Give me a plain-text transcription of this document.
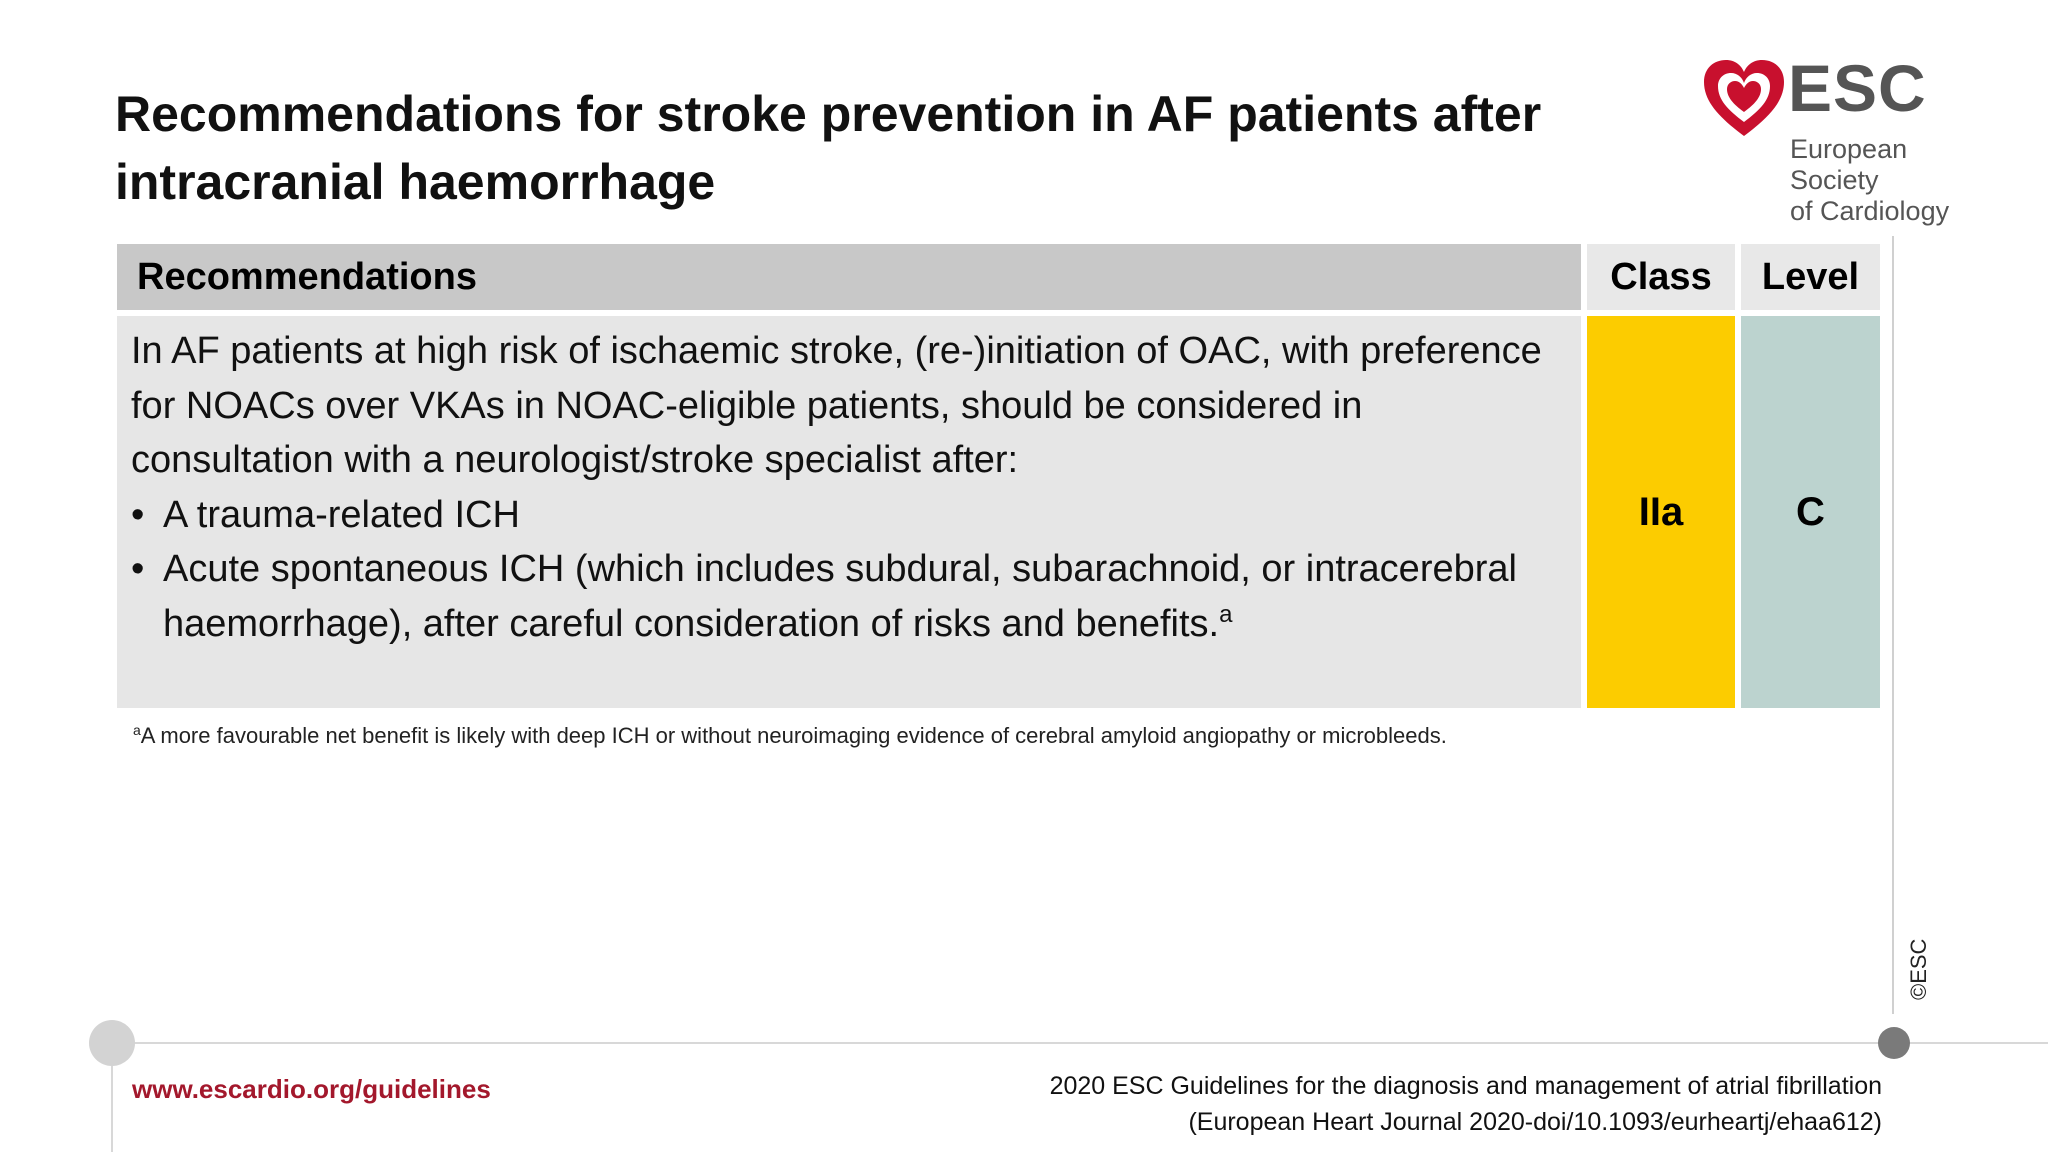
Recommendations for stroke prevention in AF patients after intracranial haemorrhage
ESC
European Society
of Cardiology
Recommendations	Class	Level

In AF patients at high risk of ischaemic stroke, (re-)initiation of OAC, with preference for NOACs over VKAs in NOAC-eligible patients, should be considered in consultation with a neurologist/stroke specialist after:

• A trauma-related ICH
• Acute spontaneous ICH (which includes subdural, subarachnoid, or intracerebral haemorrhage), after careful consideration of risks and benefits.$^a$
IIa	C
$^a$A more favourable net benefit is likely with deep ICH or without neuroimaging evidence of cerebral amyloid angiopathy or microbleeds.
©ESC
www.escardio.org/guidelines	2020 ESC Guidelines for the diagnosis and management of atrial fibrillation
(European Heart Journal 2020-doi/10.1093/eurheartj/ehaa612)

**What the task requires:** Type out all of the records exactly, leaving out any picture.

**Solution:**
Give me a plain-text transcription of this document.
Recommendations for stroke prevention in AF patients after intracranial haemorrhage
ESC
European Society
of Cardiology
Recommendations	Class	Level

In AF patients at high risk of ischaemic stroke, (re-)initiation of OAC, with preference for NOACs over VKAs in NOAC-eligible patients, should be considered in consultation with a neurologist/stroke specialist after:

• A trauma-related ICH
• Acute spontaneous ICH (which includes subdural, subarachnoid, or intracerebral haemorrhage), after careful consideration of risks and benefits.$^a$
IIa	C
$^a$A more favourable net benefit is likely with deep ICH or without neuroimaging evidence of cerebral amyloid angiopathy or microbleeds.
©ESC
www.escardio.org/guidelines	2020 ESC Guidelines for the diagnosis and management of atrial fibrillation
(European Heart Journal 2020-doi/10.1093/eurheartj/ehaa612)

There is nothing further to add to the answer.